start

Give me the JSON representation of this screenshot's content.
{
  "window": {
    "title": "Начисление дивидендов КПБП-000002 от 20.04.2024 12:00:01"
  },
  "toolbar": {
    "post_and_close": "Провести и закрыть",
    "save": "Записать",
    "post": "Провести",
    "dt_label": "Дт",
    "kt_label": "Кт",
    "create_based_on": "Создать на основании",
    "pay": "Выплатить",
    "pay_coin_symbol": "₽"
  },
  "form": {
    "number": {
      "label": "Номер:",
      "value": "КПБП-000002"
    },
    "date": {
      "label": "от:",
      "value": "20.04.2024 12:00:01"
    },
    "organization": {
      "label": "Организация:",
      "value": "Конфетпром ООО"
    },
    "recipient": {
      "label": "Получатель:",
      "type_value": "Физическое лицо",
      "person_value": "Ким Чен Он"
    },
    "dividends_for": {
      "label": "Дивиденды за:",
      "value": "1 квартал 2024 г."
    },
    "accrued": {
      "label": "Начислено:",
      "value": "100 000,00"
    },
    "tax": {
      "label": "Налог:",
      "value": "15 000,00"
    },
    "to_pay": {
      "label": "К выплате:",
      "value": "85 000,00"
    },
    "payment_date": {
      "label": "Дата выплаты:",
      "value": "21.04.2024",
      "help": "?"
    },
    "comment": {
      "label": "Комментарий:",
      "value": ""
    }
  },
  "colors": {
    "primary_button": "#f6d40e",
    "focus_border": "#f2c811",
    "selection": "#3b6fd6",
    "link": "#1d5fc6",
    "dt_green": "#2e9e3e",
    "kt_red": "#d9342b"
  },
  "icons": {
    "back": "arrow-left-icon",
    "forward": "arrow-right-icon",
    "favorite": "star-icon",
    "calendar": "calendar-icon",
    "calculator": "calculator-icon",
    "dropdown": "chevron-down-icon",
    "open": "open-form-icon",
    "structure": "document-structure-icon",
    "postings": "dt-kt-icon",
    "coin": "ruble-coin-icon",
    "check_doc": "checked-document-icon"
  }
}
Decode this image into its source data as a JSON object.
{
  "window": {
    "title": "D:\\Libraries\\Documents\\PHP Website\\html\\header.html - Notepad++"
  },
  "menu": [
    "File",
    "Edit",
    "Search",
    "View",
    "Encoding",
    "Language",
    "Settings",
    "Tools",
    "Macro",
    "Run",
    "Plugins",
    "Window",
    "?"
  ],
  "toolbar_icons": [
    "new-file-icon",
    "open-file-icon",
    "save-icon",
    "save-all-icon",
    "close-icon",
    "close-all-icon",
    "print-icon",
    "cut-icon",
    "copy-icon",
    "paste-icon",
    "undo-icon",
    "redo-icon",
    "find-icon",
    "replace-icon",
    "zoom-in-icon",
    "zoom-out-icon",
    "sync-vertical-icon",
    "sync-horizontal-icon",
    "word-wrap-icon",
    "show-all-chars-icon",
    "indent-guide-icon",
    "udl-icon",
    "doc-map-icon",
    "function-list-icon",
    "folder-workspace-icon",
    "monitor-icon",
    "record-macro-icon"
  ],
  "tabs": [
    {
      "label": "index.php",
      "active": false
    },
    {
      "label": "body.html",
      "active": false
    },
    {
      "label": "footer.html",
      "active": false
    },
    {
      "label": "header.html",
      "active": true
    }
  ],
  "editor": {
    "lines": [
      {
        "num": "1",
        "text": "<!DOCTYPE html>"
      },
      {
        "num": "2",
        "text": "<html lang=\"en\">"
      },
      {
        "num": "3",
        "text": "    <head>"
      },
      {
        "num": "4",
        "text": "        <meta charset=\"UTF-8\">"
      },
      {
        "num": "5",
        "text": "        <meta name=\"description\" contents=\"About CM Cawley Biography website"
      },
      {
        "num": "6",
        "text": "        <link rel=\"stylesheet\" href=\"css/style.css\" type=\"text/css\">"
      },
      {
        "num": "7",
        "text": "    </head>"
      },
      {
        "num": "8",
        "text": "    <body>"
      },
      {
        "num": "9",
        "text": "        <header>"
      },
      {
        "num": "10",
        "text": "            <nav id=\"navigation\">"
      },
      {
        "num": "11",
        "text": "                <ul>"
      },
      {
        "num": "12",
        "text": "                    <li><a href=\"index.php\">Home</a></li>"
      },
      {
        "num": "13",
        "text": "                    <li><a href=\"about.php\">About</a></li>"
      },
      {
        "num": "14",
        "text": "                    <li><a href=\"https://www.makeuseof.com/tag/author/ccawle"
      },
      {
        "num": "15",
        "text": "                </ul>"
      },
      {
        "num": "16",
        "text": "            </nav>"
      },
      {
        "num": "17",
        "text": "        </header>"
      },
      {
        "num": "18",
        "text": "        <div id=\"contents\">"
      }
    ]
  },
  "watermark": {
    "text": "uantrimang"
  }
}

end

# [Work to do]
Look for the word "href" and return every line where it occurs.

# [Response]
        "text": "        <link rel=\"stylesheet\" href=\"css/style.css\" type=\"text/css\">"
        "text": "                    <li><a href=\"index.php\">Home</a></li>"
        "text": "                    <li><a href=\"about.php\">About</a></li>"
        "text": "                    <li><a href=\"https://www.makeuseof.com/tag/author/ccawle"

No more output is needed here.